→ **WHAT YOU SHOULD DO**
Set down the full listing exactly, character for character.
_ _ _ _ _
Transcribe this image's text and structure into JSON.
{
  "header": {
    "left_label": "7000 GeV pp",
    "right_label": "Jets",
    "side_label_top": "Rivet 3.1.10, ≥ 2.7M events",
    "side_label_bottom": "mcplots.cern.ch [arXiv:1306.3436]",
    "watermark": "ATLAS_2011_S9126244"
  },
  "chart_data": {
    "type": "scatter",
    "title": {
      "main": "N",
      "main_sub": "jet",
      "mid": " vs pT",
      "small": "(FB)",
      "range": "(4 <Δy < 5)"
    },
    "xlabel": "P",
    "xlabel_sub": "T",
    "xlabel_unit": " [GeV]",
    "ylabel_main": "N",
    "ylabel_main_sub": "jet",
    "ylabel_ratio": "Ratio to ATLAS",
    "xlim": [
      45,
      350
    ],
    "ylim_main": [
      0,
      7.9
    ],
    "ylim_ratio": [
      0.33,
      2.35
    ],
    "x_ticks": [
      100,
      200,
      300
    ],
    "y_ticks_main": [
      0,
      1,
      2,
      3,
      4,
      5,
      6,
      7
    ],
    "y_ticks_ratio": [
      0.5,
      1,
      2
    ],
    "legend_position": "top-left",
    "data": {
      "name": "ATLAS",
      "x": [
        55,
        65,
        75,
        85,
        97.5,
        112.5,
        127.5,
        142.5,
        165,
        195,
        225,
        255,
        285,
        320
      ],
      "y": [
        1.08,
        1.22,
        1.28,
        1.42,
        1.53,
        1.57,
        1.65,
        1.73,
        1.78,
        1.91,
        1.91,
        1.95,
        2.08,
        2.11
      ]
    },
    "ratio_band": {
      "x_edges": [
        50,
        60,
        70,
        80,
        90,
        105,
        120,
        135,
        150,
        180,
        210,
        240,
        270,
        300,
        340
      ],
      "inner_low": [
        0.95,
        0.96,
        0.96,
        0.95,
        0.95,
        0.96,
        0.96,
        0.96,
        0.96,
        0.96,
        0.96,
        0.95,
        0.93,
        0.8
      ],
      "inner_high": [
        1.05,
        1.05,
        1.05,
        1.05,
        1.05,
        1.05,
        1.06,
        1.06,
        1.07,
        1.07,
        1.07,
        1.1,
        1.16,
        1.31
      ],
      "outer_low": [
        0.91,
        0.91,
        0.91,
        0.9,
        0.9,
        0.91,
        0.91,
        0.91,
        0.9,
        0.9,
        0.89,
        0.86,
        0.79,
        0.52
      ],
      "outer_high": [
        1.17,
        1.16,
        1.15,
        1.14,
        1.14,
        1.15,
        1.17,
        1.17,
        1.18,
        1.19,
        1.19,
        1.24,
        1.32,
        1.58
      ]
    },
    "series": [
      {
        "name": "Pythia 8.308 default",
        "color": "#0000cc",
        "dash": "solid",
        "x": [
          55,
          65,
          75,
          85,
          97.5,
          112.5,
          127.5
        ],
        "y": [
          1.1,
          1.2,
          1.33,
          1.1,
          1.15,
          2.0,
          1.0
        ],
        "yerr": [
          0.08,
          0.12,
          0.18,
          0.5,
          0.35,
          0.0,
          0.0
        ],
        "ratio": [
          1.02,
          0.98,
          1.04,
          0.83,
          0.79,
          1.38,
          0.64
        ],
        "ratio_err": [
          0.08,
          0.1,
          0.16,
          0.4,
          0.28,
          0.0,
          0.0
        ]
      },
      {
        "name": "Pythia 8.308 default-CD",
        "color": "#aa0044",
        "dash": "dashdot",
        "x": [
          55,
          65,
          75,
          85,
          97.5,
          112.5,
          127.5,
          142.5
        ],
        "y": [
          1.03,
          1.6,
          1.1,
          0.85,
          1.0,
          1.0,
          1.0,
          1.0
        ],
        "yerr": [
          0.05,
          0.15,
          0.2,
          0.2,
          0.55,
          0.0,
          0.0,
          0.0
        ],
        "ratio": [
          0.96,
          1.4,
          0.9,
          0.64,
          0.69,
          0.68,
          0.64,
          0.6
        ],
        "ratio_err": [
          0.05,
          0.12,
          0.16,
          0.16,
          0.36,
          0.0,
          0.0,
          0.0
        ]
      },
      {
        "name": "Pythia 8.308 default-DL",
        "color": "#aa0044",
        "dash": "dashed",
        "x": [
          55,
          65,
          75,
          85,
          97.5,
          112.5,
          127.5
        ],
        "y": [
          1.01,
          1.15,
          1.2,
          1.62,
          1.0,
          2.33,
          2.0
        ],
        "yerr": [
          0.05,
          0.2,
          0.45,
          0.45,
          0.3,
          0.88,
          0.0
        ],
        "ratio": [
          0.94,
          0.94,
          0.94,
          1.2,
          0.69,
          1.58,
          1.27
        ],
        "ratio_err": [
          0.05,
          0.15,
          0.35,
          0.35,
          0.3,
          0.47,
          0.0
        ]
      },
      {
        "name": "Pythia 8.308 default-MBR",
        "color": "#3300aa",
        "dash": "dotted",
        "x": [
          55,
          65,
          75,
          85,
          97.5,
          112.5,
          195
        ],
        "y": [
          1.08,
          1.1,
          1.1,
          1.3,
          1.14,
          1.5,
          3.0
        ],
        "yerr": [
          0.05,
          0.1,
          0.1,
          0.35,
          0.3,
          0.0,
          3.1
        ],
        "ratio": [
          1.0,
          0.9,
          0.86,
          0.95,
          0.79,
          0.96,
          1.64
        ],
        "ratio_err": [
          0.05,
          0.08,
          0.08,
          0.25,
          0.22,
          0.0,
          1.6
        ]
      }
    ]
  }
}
_ _ _ _ _
→ **COMPLETE ANSWER**
Transcribe this image's text and structure into JSON.
{
  "header": {
    "left_label": "7000 GeV pp",
    "right_label": "Jets",
    "side_label_top": "Rivet 3.1.10, ≥ 2.7M events",
    "side_label_bottom": "mcplots.cern.ch [arXiv:1306.3436]",
    "watermark": "ATLAS_2011_S9126244"
  },
  "chart_data": {
    "type": "scatter",
    "title": {
      "main": "N",
      "main_sub": "jet",
      "mid": " vs pT",
      "small": "(FB)",
      "range": "(4 <Δy < 5)"
    },
    "xlabel": "P",
    "xlabel_sub": "T",
    "xlabel_unit": " [GeV]",
    "ylabel_main": "N",
    "ylabel_main_sub": "jet",
    "ylabel_ratio": "Ratio to ATLAS",
    "xlim": [
      45,
      350
    ],
    "ylim_main": [
      0,
      7.9
    ],
    "ylim_ratio": [
      0.33,
      2.35
    ],
    "x_ticks": [
      100,
      200,
      300
    ],
    "y_ticks_main": [
      0,
      1,
      2,
      3,
      4,
      5,
      6,
      7
    ],
    "y_ticks_ratio": [
      0.5,
      1,
      2
    ],
    "legend_position": "top-left",
    "data": {
      "name": "ATLAS",
      "x": [
        55,
        65,
        75,
        85,
        97.5,
        112.5,
        127.5,
        142.5,
        165,
        195,
        225,
        255,
        285,
        320
      ],
      "y": [
        1.08,
        1.22,
        1.28,
        1.42,
        1.53,
        1.57,
        1.65,
        1.73,
        1.78,
        1.91,
        1.91,
        1.95,
        2.08,
        2.11
      ]
    },
    "ratio_band": {
      "x_edges": [
        50,
        60,
        70,
        80,
        90,
        105,
        120,
        135,
        150,
        180,
        210,
        240,
        270,
        300,
        340
      ],
      "inner_low": [
        0.95,
        0.96,
        0.96,
        0.95,
        0.95,
        0.96,
        0.96,
        0.96,
        0.96,
        0.96,
        0.96,
        0.95,
        0.93,
        0.8
      ],
      "inner_high": [
        1.05,
        1.05,
        1.05,
        1.05,
        1.05,
        1.05,
        1.06,
        1.06,
        1.07,
        1.07,
        1.07,
        1.1,
        1.16,
        1.31
      ],
      "outer_low": [
        0.91,
        0.91,
        0.91,
        0.9,
        0.9,
        0.91,
        0.91,
        0.91,
        0.9,
        0.9,
        0.89,
        0.86,
        0.79,
        0.52
      ],
      "outer_high": [
        1.17,
        1.16,
        1.15,
        1.14,
        1.14,
        1.15,
        1.17,
        1.17,
        1.18,
        1.19,
        1.19,
        1.24,
        1.32,
        1.58
      ]
    },
    "series": [
      {
        "name": "Pythia 8.308 default",
        "color": "#0000cc",
        "dash": "solid",
        "x": [
          55,
          65,
          75,
          85,
          97.5,
          112.5,
          127.5
        ],
        "y": [
          1.1,
          1.2,
          1.33,
          1.1,
          1.15,
          2.0,
          1.0
        ],
        "yerr": [
          0.08,
          0.12,
          0.18,
          0.5,
          0.35,
          0.0,
          0.0
        ],
        "ratio": [
          1.02,
          0.98,
          1.04,
          0.83,
          0.79,
          1.38,
          0.64
        ],
        "ratio_err": [
          0.08,
          0.1,
          0.16,
          0.4,
          0.28,
          0.0,
          0.0
        ]
      },
      {
        "name": "Pythia 8.308 default-CD",
        "color": "#aa0044",
        "dash": "dashdot",
        "x": [
          55,
          65,
          75,
          85,
          97.5,
          112.5,
          127.5,
          142.5
        ],
        "y": [
          1.03,
          1.6,
          1.1,
          0.85,
          1.0,
          1.0,
          1.0,
          1.0
        ],
        "yerr": [
          0.05,
          0.15,
          0.2,
          0.2,
          0.55,
          0.0,
          0.0,
          0.0
        ],
        "ratio": [
          0.96,
          1.4,
          0.9,
          0.64,
          0.69,
          0.68,
          0.64,
          0.6
        ],
        "ratio_err": [
          0.05,
          0.12,
          0.16,
          0.16,
          0.36,
          0.0,
          0.0,
          0.0
        ]
      },
      {
        "name": "Pythia 8.308 default-DL",
        "color": "#aa0044",
        "dash": "dashed",
        "x": [
          55,
          65,
          75,
          85,
          97.5,
          112.5,
          127.5
        ],
        "y": [
          1.01,
          1.15,
          1.2,
          1.62,
          1.0,
          2.33,
          2.0
        ],
        "yerr": [
          0.05,
          0.2,
          0.45,
          0.45,
          0.3,
          0.88,
          0.0
        ],
        "ratio": [
          0.94,
          0.94,
          0.94,
          1.2,
          0.69,
          1.58,
          1.27
        ],
        "ratio_err": [
          0.05,
          0.15,
          0.35,
          0.35,
          0.3,
          0.47,
          0.0
        ]
      },
      {
        "name": "Pythia 8.308 default-MBR",
        "color": "#3300aa",
        "dash": "dotted",
        "x": [
          55,
          65,
          75,
          85,
          97.5,
          112.5,
          195
        ],
        "y": [
          1.08,
          1.1,
          1.1,
          1.3,
          1.14,
          1.5,
          3.0
        ],
        "yerr": [
          0.05,
          0.1,
          0.1,
          0.35,
          0.3,
          0.0,
          3.1
        ],
        "ratio": [
          1.0,
          0.9,
          0.86,
          0.95,
          0.79,
          0.96,
          1.64
        ],
        "ratio_err": [
          0.05,
          0.08,
          0.08,
          0.25,
          0.22,
          0.0,
          1.6
        ]
      }
    ]
  }
}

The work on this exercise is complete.